§ **Work to be completed**:
Extract all of the entries and give them again, word for word.

§ **Given data**:

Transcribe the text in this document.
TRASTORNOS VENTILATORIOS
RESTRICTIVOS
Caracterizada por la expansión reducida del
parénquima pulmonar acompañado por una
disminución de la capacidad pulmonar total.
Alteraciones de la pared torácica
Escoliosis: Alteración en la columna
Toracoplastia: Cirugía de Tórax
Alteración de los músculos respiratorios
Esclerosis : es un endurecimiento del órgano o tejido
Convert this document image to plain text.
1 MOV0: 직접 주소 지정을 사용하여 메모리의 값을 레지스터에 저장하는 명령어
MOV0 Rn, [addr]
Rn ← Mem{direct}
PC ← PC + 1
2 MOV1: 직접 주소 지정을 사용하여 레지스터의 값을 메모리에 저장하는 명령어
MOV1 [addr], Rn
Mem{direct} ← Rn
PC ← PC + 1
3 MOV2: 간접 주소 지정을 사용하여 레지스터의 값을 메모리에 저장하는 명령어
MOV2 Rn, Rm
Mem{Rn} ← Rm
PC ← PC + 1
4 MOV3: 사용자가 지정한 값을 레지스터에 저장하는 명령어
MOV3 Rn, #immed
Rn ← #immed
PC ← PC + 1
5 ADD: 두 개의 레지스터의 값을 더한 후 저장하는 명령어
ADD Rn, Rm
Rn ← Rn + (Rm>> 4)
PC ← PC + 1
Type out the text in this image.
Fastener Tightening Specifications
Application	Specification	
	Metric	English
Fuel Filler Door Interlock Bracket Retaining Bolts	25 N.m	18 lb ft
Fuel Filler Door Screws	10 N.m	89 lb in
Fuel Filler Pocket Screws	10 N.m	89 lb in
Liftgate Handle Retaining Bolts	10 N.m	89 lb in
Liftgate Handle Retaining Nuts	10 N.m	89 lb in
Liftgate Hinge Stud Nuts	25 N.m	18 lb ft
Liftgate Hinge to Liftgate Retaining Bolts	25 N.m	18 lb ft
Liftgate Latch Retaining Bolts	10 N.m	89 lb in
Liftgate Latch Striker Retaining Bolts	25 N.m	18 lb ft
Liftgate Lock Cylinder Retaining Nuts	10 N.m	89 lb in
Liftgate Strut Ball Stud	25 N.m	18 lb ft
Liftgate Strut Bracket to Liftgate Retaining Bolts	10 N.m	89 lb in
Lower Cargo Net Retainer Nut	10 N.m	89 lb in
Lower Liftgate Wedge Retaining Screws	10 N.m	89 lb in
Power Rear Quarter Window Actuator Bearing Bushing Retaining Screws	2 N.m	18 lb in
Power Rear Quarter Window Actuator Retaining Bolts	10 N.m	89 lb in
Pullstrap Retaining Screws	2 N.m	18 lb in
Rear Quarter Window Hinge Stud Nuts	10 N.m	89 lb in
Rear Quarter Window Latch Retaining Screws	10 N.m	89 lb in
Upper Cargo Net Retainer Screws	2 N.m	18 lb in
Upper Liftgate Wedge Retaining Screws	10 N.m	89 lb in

§ **Answer to this problem**:
Transcribe the text in this document.
TRASTORNOS VENTILATORIOS
RESTRICTIVOS
Caracterizada por la expansión reducida del
parénquima pulmonar acompañado por una
disminución de la capacidad pulmonar total.
Alteraciones de la pared torácica
Escoliosis: Alteración en la columna
Toracoplastia: Cirugía de Tórax
Alteración de los músculos respiratorios
Esclerosis : es un endurecimiento del órgano o tejido
Convert this document image to plain text.
1 MOV0: 직접 주소 지정을 사용하여 메모리의 값을 레지스터에 저장하는 명령어
MOV0 Rn, [addr]
Rn ← Mem{direct}
PC ← PC + 1
2 MOV1: 직접 주소 지정을 사용하여 레지스터의 값을 메모리에 저장하는 명령어
MOV1 [addr], Rn
Mem{direct} ← Rn
PC ← PC + 1
3 MOV2: 간접 주소 지정을 사용하여 레지스터의 값을 메모리에 저장하는 명령어
MOV2 Rn, Rm
Mem{Rn} ← Rm
PC ← PC + 1
4 MOV3: 사용자가 지정한 값을 레지스터에 저장하는 명령어
MOV3 Rn, #immed
Rn ← #immed
PC ← PC + 1
5 ADD: 두 개의 레지스터의 값을 더한 후 저장하는 명령어
ADD Rn, Rm
Rn ← Rn + (Rm>> 4)
PC ← PC + 1
Type out the text in this image.
Fastener Tightening Specifications
Application	Specification	
	Metric	English
Fuel Filler Door Interlock Bracket Retaining Bolts	25 N.m	18 lb ft
Fuel Filler Door Screws	10 N.m	89 lb in
Fuel Filler Pocket Screws	10 N.m	89 lb in
Liftgate Handle Retaining Bolts	10 N.m	89 lb in
Liftgate Handle Retaining Nuts	10 N.m	89 lb in
Liftgate Hinge Stud Nuts	25 N.m	18 lb ft
Liftgate Hinge to Liftgate Retaining Bolts	25 N.m	18 lb ft
Liftgate Latch Retaining Bolts	10 N.m	89 lb in
Liftgate Latch Striker Retaining Bolts	25 N.m	18 lb ft
Liftgate Lock Cylinder Retaining Nuts	10 N.m	89 lb in
Liftgate Strut Ball Stud	25 N.m	18 lb ft
Liftgate Strut Bracket to Liftgate Retaining Bolts	10 N.m	89 lb in
Lower Cargo Net Retainer Nut	10 N.m	89 lb in
Lower Liftgate Wedge Retaining Screws	10 N.m	89 lb in
Power Rear Quarter Window Actuator Bearing Bushing Retaining Screws	2 N.m	18 lb in
Power Rear Quarter Window Actuator Retaining Bolts	10 N.m	89 lb in
Pullstrap Retaining Screws	2 N.m	18 lb in
Rear Quarter Window Hinge Stud Nuts	10 N.m	89 lb in
Rear Quarter Window Latch Retaining Screws	10 N.m	89 lb in
Upper Cargo Net Retainer Screws	2 N.m	18 lb in
Upper Liftgate Wedge Retaining Screws	10 N.m	89 lb in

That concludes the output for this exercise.